WORK TO BE COMPLETED: Convert every item from the line containing "data-point [134,347,138,350]" down to the line containing "data-point [912,289,916,292]" into a Markdown table with the columns Row and Line, numbering each row and skipping blank lines.

DATA IN THIS EXERCISE:
▬▬▬▬▬▬

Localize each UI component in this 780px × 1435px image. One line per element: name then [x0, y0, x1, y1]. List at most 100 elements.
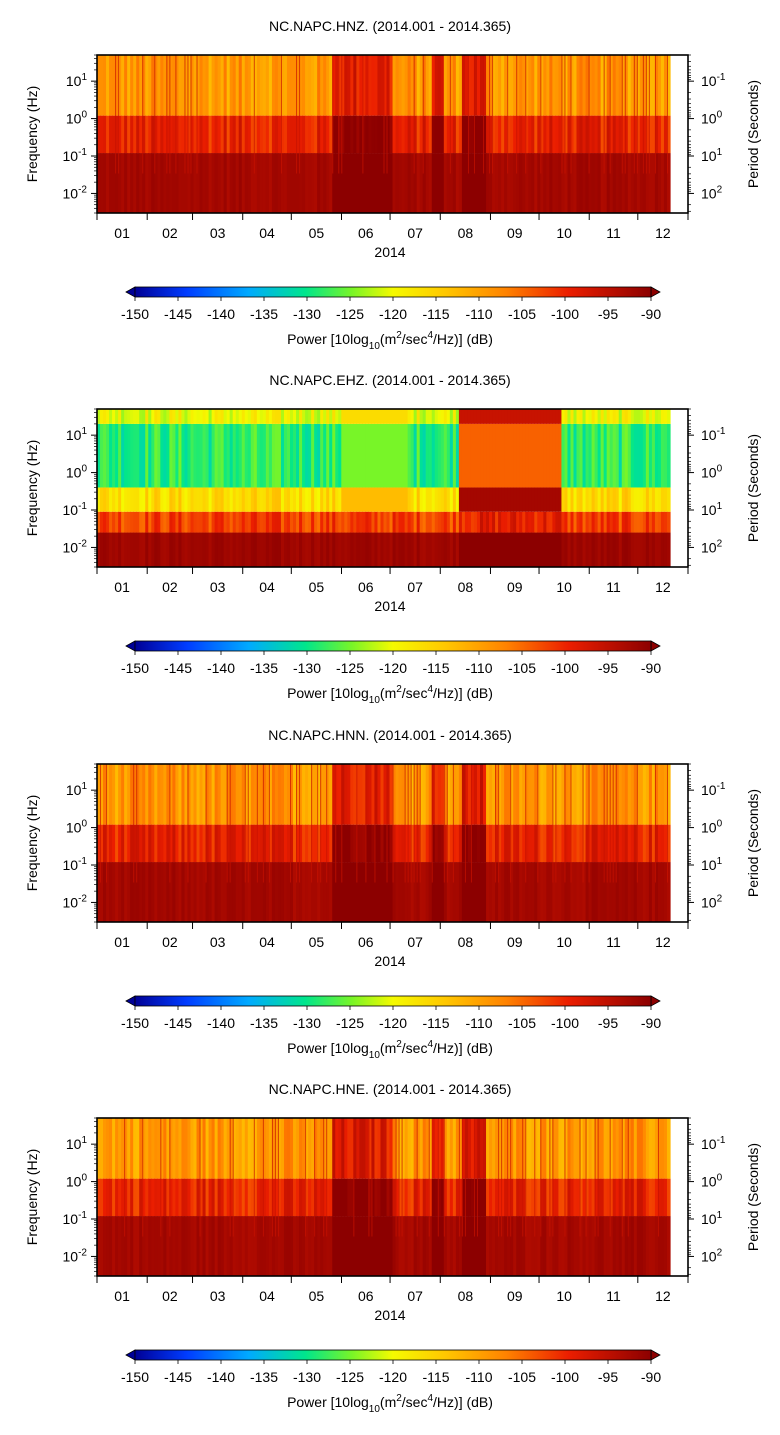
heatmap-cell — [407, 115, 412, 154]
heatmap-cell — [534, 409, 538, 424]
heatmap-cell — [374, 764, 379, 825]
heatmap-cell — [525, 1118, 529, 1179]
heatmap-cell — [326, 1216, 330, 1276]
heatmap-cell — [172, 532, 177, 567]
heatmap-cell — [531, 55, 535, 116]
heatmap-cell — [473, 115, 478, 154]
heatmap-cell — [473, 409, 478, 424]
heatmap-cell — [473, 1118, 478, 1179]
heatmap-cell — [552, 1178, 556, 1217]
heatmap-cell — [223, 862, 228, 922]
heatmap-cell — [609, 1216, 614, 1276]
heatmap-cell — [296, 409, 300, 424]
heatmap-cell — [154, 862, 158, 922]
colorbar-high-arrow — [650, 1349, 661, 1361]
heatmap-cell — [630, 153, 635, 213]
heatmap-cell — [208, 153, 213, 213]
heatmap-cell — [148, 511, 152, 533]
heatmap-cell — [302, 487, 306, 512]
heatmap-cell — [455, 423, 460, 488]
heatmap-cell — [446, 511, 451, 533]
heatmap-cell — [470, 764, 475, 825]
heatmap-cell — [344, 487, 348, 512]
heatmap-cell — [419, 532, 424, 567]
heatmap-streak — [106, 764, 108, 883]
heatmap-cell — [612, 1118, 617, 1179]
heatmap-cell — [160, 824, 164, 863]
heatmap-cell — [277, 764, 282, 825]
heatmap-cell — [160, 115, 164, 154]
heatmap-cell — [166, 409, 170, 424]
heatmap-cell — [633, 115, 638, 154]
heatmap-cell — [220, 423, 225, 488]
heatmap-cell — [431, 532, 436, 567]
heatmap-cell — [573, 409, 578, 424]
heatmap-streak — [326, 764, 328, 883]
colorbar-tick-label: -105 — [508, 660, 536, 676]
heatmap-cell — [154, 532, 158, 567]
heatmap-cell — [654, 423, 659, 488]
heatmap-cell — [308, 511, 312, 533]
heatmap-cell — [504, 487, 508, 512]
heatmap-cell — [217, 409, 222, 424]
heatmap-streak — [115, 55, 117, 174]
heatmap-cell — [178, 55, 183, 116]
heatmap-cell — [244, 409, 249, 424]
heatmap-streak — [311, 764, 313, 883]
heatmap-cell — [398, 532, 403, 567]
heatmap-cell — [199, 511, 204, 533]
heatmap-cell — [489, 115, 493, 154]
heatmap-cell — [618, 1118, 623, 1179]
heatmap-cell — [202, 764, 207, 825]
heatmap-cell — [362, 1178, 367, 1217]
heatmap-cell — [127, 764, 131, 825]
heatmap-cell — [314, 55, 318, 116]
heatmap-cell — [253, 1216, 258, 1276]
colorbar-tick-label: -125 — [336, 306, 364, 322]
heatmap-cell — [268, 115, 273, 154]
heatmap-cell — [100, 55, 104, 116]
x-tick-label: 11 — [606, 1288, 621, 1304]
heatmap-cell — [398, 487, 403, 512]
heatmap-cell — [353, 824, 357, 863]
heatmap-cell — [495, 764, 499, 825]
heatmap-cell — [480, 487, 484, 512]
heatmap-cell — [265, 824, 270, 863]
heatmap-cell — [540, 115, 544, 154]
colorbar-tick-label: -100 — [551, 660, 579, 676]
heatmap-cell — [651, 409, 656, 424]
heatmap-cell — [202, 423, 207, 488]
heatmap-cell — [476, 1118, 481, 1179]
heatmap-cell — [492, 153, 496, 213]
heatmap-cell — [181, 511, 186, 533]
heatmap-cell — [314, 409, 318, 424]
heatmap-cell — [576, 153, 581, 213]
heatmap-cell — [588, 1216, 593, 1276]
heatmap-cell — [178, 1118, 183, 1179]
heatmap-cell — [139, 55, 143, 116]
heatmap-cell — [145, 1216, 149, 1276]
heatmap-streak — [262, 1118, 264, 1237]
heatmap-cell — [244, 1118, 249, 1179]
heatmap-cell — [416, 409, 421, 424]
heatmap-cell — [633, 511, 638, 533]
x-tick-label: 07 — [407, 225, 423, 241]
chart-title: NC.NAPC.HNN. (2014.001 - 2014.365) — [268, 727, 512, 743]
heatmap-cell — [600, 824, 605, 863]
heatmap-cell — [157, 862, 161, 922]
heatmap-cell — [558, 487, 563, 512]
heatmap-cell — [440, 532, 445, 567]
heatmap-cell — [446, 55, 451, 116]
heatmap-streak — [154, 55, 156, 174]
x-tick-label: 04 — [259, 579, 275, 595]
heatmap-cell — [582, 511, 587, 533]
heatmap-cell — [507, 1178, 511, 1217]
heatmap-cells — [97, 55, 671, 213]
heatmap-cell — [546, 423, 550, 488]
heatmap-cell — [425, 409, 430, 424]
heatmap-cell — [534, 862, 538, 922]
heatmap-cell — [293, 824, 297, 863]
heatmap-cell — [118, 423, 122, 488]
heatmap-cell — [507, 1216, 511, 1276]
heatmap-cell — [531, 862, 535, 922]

▬▬▬▬▬▬

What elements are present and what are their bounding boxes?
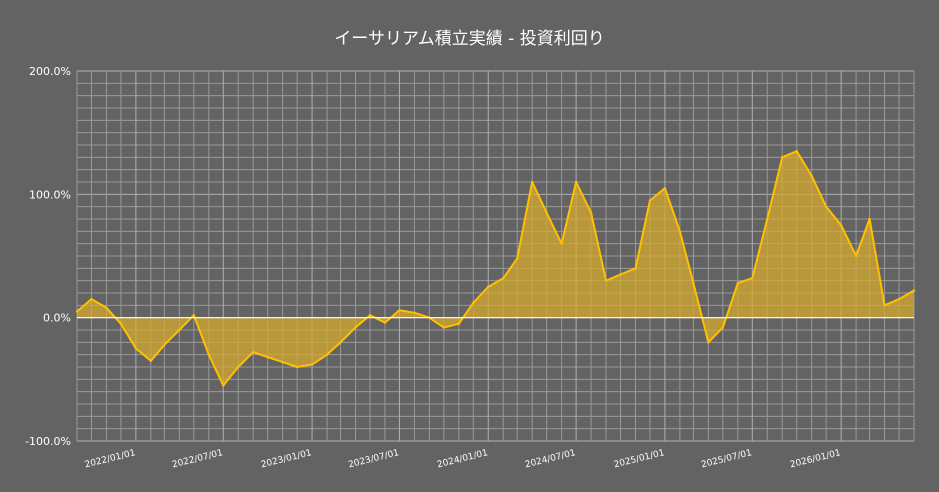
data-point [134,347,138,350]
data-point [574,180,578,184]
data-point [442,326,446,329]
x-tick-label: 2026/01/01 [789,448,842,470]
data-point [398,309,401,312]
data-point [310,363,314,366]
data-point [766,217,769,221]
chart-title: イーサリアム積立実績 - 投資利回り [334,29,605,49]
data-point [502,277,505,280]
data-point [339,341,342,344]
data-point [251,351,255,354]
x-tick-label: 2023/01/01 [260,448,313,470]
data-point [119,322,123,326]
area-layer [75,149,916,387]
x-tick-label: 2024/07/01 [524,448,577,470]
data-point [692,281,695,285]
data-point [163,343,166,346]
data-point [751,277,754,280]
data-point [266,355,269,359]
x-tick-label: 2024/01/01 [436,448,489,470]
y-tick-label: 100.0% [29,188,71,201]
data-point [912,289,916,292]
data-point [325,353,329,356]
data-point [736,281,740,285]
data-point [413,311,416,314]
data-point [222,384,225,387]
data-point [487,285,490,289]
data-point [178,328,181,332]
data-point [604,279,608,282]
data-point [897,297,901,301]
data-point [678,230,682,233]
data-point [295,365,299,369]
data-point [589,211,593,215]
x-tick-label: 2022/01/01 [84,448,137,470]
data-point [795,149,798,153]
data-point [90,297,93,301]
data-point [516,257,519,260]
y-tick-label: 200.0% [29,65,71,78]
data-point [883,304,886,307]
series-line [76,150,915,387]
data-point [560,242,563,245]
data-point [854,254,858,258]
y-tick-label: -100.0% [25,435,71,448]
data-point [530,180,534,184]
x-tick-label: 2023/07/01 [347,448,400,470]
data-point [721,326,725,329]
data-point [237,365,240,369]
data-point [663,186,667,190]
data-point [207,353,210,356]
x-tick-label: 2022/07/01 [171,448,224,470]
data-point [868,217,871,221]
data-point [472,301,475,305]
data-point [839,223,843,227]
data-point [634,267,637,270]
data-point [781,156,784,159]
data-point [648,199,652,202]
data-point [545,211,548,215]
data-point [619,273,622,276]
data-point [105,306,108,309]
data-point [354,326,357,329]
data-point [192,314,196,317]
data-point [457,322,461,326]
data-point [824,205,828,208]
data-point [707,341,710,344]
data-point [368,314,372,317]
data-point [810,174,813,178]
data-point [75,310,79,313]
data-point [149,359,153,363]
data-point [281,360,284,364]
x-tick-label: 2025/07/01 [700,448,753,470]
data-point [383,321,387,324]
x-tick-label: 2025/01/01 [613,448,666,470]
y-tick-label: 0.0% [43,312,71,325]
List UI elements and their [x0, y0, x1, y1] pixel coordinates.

▬▬▬▬▬▬

FINISHED TASK:
| Row | Line |
|---|---|
| 1 | data-point [134,347,138,350] |
| 2 | data-point [574,180,578,184] |
| 3 | data-point [442,326,446,329] |
| 4 | x-tick-label: 2026/01/01 [789,448,842,470] |
| 5 | data-point [398,309,401,312] |
| 6 | data-point [310,363,314,366] |
| 7 | data-point [766,217,769,221] |
| 8 | chart-title: イーサリアム積立実績 - 投資利回り [334,29,605,49] |
| 9 | data-point [502,277,505,280] |
| 10 | data-point [339,341,342,344] |
| 11 | data-point [251,351,255,354] |
| 12 | x-tick-label: 2023/01/01 [260,448,313,470] |
| 13 | data-point [119,322,123,326] |
| 14 | area-layer [75,149,916,387] |
| 15 | x-tick-label: 2024/07/01 [524,448,577,470] |
| 16 | data-point [692,281,695,285] |
| 17 | data-point [163,343,166,346] |
| 18 | data-point [751,277,754,280] |
| 19 | data-point [266,355,269,359] |
| 20 | x-tick-label: 2024/01/01 [436,448,489,470] |
| 21 | y-tick-label: 100.0% [29,188,71,201] |
| 22 | data-point [912,289,916,292] |